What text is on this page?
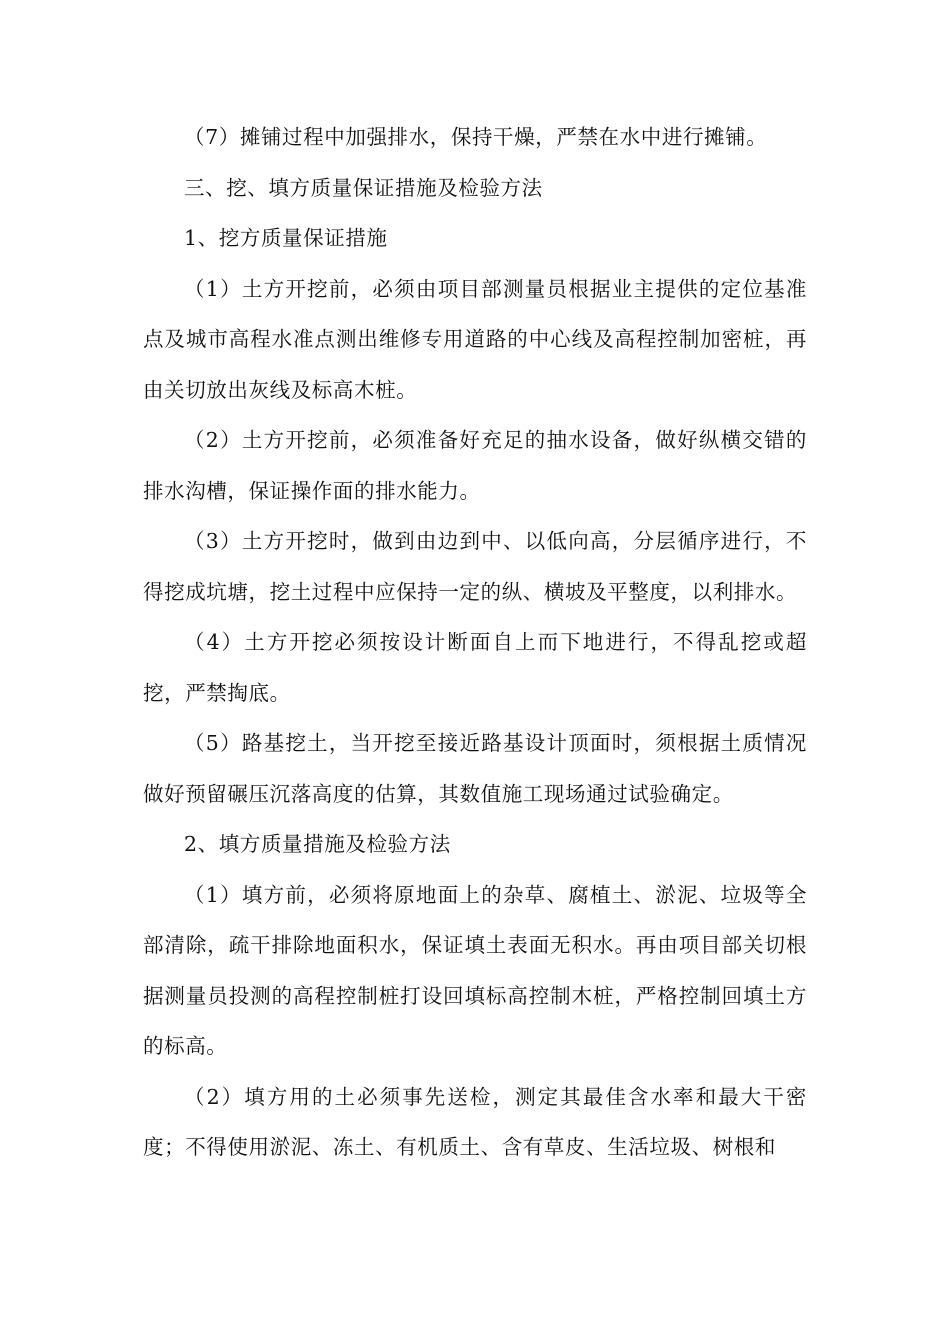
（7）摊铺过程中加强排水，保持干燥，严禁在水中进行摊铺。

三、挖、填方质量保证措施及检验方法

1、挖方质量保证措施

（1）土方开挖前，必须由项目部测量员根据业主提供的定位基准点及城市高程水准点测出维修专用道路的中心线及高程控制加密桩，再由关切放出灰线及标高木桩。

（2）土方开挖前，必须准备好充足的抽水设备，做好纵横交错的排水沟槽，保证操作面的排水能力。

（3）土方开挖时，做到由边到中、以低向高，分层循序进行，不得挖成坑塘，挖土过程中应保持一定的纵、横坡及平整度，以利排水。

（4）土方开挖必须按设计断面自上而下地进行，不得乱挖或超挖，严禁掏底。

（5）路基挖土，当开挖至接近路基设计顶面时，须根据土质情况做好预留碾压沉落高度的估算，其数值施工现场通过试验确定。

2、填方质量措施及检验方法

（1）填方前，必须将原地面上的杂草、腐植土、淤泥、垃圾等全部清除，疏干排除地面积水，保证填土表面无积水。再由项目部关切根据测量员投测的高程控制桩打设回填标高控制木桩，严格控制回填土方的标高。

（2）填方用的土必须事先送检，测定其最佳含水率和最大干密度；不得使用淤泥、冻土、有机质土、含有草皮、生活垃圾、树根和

● ● ● ● ● ● ●

Exercise aim
Exclude the pictures. Write out the remaining data exactly.

Solution to the problem
What text is on this page?
（7）摊铺过程中加强排水，保持干燥，严禁在水中进行摊铺。

三、挖、填方质量保证措施及检验方法

1、挖方质量保证措施

（1）土方开挖前，必须由项目部测量员根据业主提供的定位基准点及城市高程水准点测出维修专用道路的中心线及高程控制加密桩，再由关切放出灰线及标高木桩。

（2）土方开挖前，必须准备好充足的抽水设备，做好纵横交错的排水沟槽，保证操作面的排水能力。

（3）土方开挖时，做到由边到中、以低向高，分层循序进行，不得挖成坑塘，挖土过程中应保持一定的纵、横坡及平整度，以利排水。

（4）土方开挖必须按设计断面自上而下地进行，不得乱挖或超挖，严禁掏底。

（5）路基挖土，当开挖至接近路基设计顶面时，须根据土质情况做好预留碾压沉落高度的估算，其数值施工现场通过试验确定。

2、填方质量措施及检验方法

（1）填方前，必须将原地面上的杂草、腐植土、淤泥、垃圾等全部清除，疏干排除地面积水，保证填土表面无积水。再由项目部关切根据测量员投测的高程控制桩打设回填标高控制木桩，严格控制回填土方的标高。

（2）填方用的土必须事先送检，测定其最佳含水率和最大干密度；不得使用淤泥、冻土、有机质土、含有草皮、生活垃圾、树根和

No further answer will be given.